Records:
------------------------------------------------------------
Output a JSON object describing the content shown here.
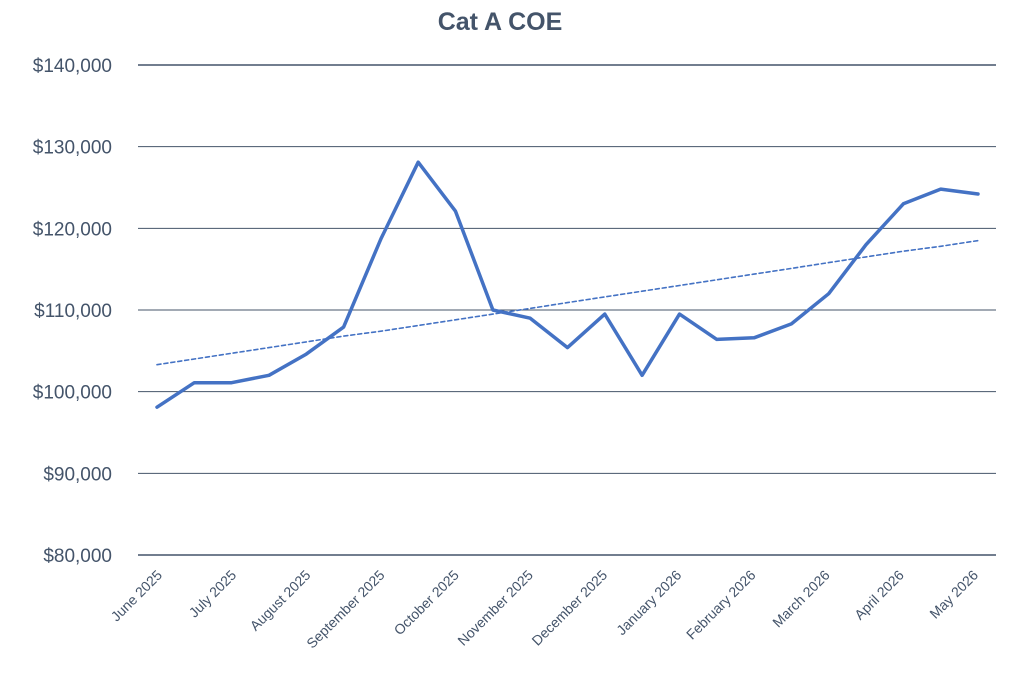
{
  "chart_data": {
    "type": "line",
    "title": "Cat A COE",
    "xlabel": "",
    "ylabel": "",
    "ylim": [
      80000,
      140000
    ],
    "y_ticks": [
      "$80,000",
      "$90,000",
      "$100,000",
      "$110,000",
      "$120,000",
      "$130,000",
      "$140,000"
    ],
    "y_tick_values": [
      80000,
      90000,
      100000,
      110000,
      120000,
      130000,
      140000
    ],
    "x_tick_labels": [
      "June 2025",
      "July 2025",
      "August 2025",
      "September 2025",
      "October 2025",
      "November 2025",
      "December 2025",
      "January 2026",
      "February 2026",
      "March 2026",
      "April 2026",
      "May 2026"
    ],
    "grid": true,
    "legend": "none",
    "series": [
      {
        "values": [
          98100,
          101100,
          101100,
          102000,
          104600,
          107900,
          118700,
          128100,
          122100,
          110000,
          109000,
          105400,
          109500,
          102000,
          109500,
          106400,
          106600,
          108300,
          112000,
          118000,
          123000,
          124800,
          124200
        ],
        "color": "#4472c4",
        "style": "solid"
      },
      {
        "values": [
          103300,
          104000,
          104700,
          105400,
          106100,
          106800,
          107400,
          108100,
          108800,
          109500,
          110200,
          110900,
          111600,
          112300,
          113000,
          113700,
          114400,
          115100,
          115800,
          116500,
          117200,
          117800,
          118500
        ],
        "color": "#4472c4",
        "style": "dashed"
      }
    ],
    "gridline_color": "#44546a",
    "text_color": "#44546a"
  }
}
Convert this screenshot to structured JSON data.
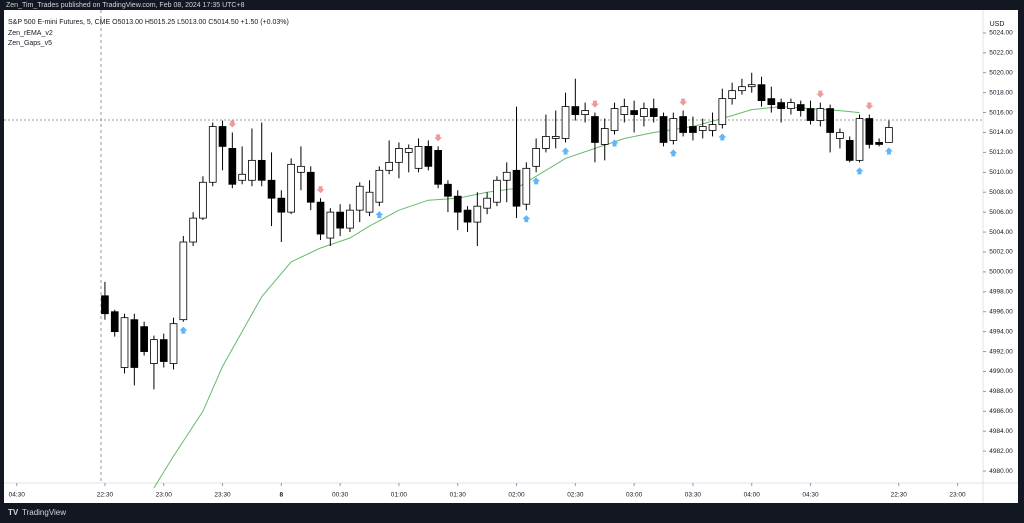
{
  "header": {
    "author_line": "Zen_Tim_Trades published on TradingView.com, Feb 08, 2024 17:35 UTC+8",
    "footer_brand": "TradingView"
  },
  "chart_data": {
    "type": "candlestick",
    "symbol_line": "S&P 500 E-mini Futures, 5, CME  O5013.00 H5015.25 L5013.00 C5014.50 +1.50 (+0.03%)",
    "indicators": [
      "Zen_rEMA_v2",
      "Zen_Gaps_v5"
    ],
    "currency": "USD",
    "open": [
      4997.6,
      4996,
      4990.4,
      4995.2,
      4994.5,
      4990.8,
      4993.2,
      4990.8,
      4995.2,
      5003,
      5005.4,
      5009,
      5014.6,
      5012.4,
      5009.2,
      5009.2,
      5011.2,
      5009.2,
      5007.4,
      5006,
      5010,
      5010,
      5007,
      5003.4,
      5006,
      5004.4,
      5006.2,
      5006,
      5007,
      5010.2,
      5011,
      5012,
      5010.4,
      5012.6,
      5012.2,
      5008.8,
      5007.6,
      5006.2,
      5005,
      5006.4,
      5007,
      5009.2,
      5010.2,
      5006.8,
      5010.6,
      5012.4,
      5013.4,
      5013.4,
      5016.6,
      5015.8,
      5015.6,
      5012.8,
      5014.2,
      5015.8,
      5016.2,
      5015.6,
      5016.4,
      5015.6,
      5013.2,
      5015.6,
      5014.6,
      5014.2,
      5014.2,
      5014.8,
      5017.4,
      5018.2,
      5018.6,
      5018.8,
      5017.4,
      5017,
      5016.4,
      5016.8,
      5016.4,
      5015.2,
      5016.4,
      5013.4,
      5013.2,
      5011.2,
      5015.4,
      5013,
      5013
    ],
    "high": [
      4999,
      4996.2,
      4995.8,
      4995.8,
      4995,
      4993.6,
      4993.8,
      4995.4,
      5003.6,
      5006,
      5009.6,
      5015,
      5015.2,
      5014,
      5012.6,
      5014.4,
      5015,
      5012,
      5008.2,
      5011.4,
      5012.6,
      5010.6,
      5007.4,
      5006.4,
      5006.8,
      5006.8,
      5009,
      5009.2,
      5010.6,
      5013.2,
      5013,
      5012.8,
      5013.4,
      5013.2,
      5012.6,
      5009.2,
      5008.2,
      5006.6,
      5008,
      5008,
      5009.6,
      5011,
      5016.6,
      5011,
      5013.4,
      5015.8,
      5016.2,
      5018,
      5019.4,
      5017,
      5016,
      5015.4,
      5017,
      5017.4,
      5017.2,
      5017,
      5017.4,
      5016,
      5016,
      5016.2,
      5015.6,
      5015.4,
      5016,
      5018.4,
      5019,
      5019.4,
      5020,
      5019.6,
      5018.6,
      5017.4,
      5017.4,
      5017.2,
      5017.2,
      5017,
      5016.8,
      5014.4,
      5013.6,
      5015.8,
      5015.8,
      5013.4,
      5015.2
    ],
    "low": [
      4995.2,
      4993.5,
      4989.8,
      4988.6,
      4991.6,
      4988.2,
      4990.4,
      4990.2,
      4995,
      5002.6,
      5005.2,
      5008.6,
      5010.2,
      5008.4,
      5008.8,
      5008.6,
      5008.6,
      5004.6,
      5003,
      5005.8,
      5008.2,
      5006.2,
      5003.2,
      5002.6,
      5003.6,
      5004,
      5005,
      5005.6,
      5006.6,
      5009.8,
      5009.4,
      5010,
      5010,
      5010.2,
      5008.4,
      5006,
      5004.2,
      5004,
      5002.6,
      5005.8,
      5006.6,
      5007,
      5005.4,
      5006.2,
      5010,
      5012,
      5012.4,
      5013,
      5015.2,
      5015,
      5011,
      5011.2,
      5013.8,
      5015,
      5014,
      5014.6,
      5015,
      5012.6,
      5012.8,
      5013.6,
      5013.2,
      5013.4,
      5013.6,
      5014.4,
      5016.8,
      5017.8,
      5018,
      5016.6,
      5016,
      5015,
      5015.8,
      5015.6,
      5014.8,
      5014.6,
      5012,
      5012.4,
      5011,
      5011,
      5012.4,
      5012.6,
      5013
    ],
    "close": [
      4995.8,
      4994,
      4995.4,
      4990.4,
      4992,
      4993.2,
      4991,
      4994.8,
      5003,
      5005.4,
      5009,
      5014.6,
      5012.6,
      5008.8,
      5009.8,
      5011.2,
      5009.2,
      5007.4,
      5006,
      5010.8,
      5010.6,
      5007,
      5003.8,
      5006,
      5004.4,
      5006.2,
      5008.6,
      5008,
      5010.2,
      5011,
      5012.4,
      5012.4,
      5012.6,
      5010.6,
      5008.8,
      5007.6,
      5006,
      5005,
      5006.6,
      5007.4,
      5009.2,
      5010,
      5006.6,
      5010.4,
      5012.4,
      5013.6,
      5013.6,
      5016.6,
      5015.8,
      5016.2,
      5013,
      5014.4,
      5016.4,
      5016.6,
      5015.8,
      5016.4,
      5015.6,
      5013,
      5015.4,
      5014,
      5014,
      5014.6,
      5014.8,
      5017.4,
      5018.2,
      5018.6,
      5018.8,
      5017.2,
      5016.8,
      5016.4,
      5017,
      5016.2,
      5015.2,
      5016.4,
      5014,
      5014,
      5011.2,
      5015.4,
      5012.8,
      5012.8,
      5014.5
    ],
    "up_color": "#ffffff",
    "down_color": "#000000",
    "wick_color": "#000000",
    "ema": {
      "color": "#66bb6a",
      "x": [
        5,
        7,
        10,
        12,
        14,
        16,
        19,
        22,
        25,
        27,
        30,
        33,
        36,
        39,
        42,
        44,
        47,
        50,
        53,
        56,
        60,
        63,
        66,
        69,
        72,
        75,
        77
      ],
      "values": [
        4978.3,
        4981.5,
        4986,
        4990.5,
        4994,
        4997.5,
        5001,
        5002.4,
        5003.4,
        5004.6,
        5006.2,
        5007.2,
        5007.4,
        5008,
        5008.4,
        5009.6,
        5011.4,
        5012.4,
        5013.4,
        5014,
        5014.6,
        5015.4,
        5016.3,
        5016.6,
        5016.4,
        5016.2,
        5016
      ]
    },
    "sell_signals": {
      "color": "#ef9a9a",
      "x": [
        13,
        22,
        34,
        50,
        59,
        73,
        78
      ]
    },
    "buy_signals": {
      "color": "#64b5f6",
      "x": [
        8,
        28,
        43,
        44,
        47,
        52,
        58,
        63,
        77,
        80
      ]
    },
    "xlim": [
      -10.3,
      89.6
    ],
    "xticks": [
      {
        "value": -9,
        "label": "04:30"
      },
      {
        "value": 0,
        "label": "22:30"
      },
      {
        "value": 6,
        "label": "23:00"
      },
      {
        "value": 12,
        "label": "23:30"
      },
      {
        "value": 18,
        "label": "8"
      },
      {
        "value": 24,
        "label": "00:30"
      },
      {
        "value": 30,
        "label": "01:00"
      },
      {
        "value": 36,
        "label": "01:30"
      },
      {
        "value": 42,
        "label": "02:00"
      },
      {
        "value": 48,
        "label": "02:30"
      },
      {
        "value": 54,
        "label": "03:00"
      },
      {
        "value": 60,
        "label": "03:30"
      },
      {
        "value": 66,
        "label": "04:00"
      },
      {
        "value": 72,
        "label": "04:30"
      },
      {
        "value": 81,
        "label": "22:30"
      },
      {
        "value": 87,
        "label": "23:00"
      }
    ],
    "ylim": [
      4978.8,
      5026.3
    ],
    "yticks": [
      {
        "value": 4980,
        "label": "4980.00"
      },
      {
        "value": 4982,
        "label": "4982.00"
      },
      {
        "value": 4984,
        "label": "4984.00"
      },
      {
        "value": 4986,
        "label": "4986.00"
      },
      {
        "value": 4988,
        "label": "4988.00"
      },
      {
        "value": 4990,
        "label": "4990.00"
      },
      {
        "value": 4992,
        "label": "4992.00"
      },
      {
        "value": 4994,
        "label": "4994.00"
      },
      {
        "value": 4996,
        "label": "4996.00"
      },
      {
        "value": 4998,
        "label": "4998.00"
      },
      {
        "value": 5000,
        "label": "5000.00"
      },
      {
        "value": 5002,
        "label": "5002.00"
      },
      {
        "value": 5004,
        "label": "5004.00"
      },
      {
        "value": 5006,
        "label": "5006.00"
      },
      {
        "value": 5008,
        "label": "5008.00"
      },
      {
        "value": 5010,
        "label": "5010.00"
      },
      {
        "value": 5012,
        "label": "5012.00"
      },
      {
        "value": 5014,
        "label": "5014.00"
      },
      {
        "value": 5016,
        "label": "5016.00"
      },
      {
        "value": 5018,
        "label": "5018.00"
      },
      {
        "value": 5020,
        "label": "5020.00"
      },
      {
        "value": 5022,
        "label": "5022.00"
      },
      {
        "value": 5024,
        "label": "5024.00"
      }
    ]
  }
}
------------------------------------------------------------
**OBJECTIVE**
Reply with nothing but the number of lines in the data above that contain "JSON".

**TASK RESPONSE**
2